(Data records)
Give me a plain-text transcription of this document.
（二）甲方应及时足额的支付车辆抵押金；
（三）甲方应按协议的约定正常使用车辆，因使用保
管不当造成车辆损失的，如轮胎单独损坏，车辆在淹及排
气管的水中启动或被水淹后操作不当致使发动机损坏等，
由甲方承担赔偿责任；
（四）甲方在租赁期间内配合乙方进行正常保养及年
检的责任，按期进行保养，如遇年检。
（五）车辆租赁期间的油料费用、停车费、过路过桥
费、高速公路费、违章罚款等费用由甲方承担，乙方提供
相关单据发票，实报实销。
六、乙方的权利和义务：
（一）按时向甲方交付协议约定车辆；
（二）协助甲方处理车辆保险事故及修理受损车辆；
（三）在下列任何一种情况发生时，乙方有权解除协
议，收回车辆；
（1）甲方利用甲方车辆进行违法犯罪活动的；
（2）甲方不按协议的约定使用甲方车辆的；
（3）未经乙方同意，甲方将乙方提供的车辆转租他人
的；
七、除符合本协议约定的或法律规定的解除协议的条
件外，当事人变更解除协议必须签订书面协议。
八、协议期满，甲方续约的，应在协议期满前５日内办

* **Exercise objective**
Recite the full listing above exactly.

* **Problem solution**
Give me a plain-text transcription of this document.
（二）甲方应及时足额的支付车辆抵押金；
（三）甲方应按协议的约定正常使用车辆，因使用保
管不当造成车辆损失的，如轮胎单独损坏，车辆在淹及排
气管的水中启动或被水淹后操作不当致使发动机损坏等，
由甲方承担赔偿责任；
（四）甲方在租赁期间内配合乙方进行正常保养及年
检的责任，按期进行保养，如遇年检。
（五）车辆租赁期间的油料费用、停车费、过路过桥
费、高速公路费、违章罚款等费用由甲方承担，乙方提供
相关单据发票，实报实销。
六、乙方的权利和义务：
（一）按时向甲方交付协议约定车辆；
（二）协助甲方处理车辆保险事故及修理受损车辆；
（三）在下列任何一种情况发生时，乙方有权解除协
议，收回车辆；
（1）甲方利用甲方车辆进行违法犯罪活动的；
（2）甲方不按协议的约定使用甲方车辆的；
（3）未经乙方同意，甲方将乙方提供的车辆转租他人
的；
七、除符合本协议约定的或法律规定的解除协议的条
件外，当事人变更解除协议必须签订书面协议。
八、协议期满，甲方续约的，应在协议期满前５日内办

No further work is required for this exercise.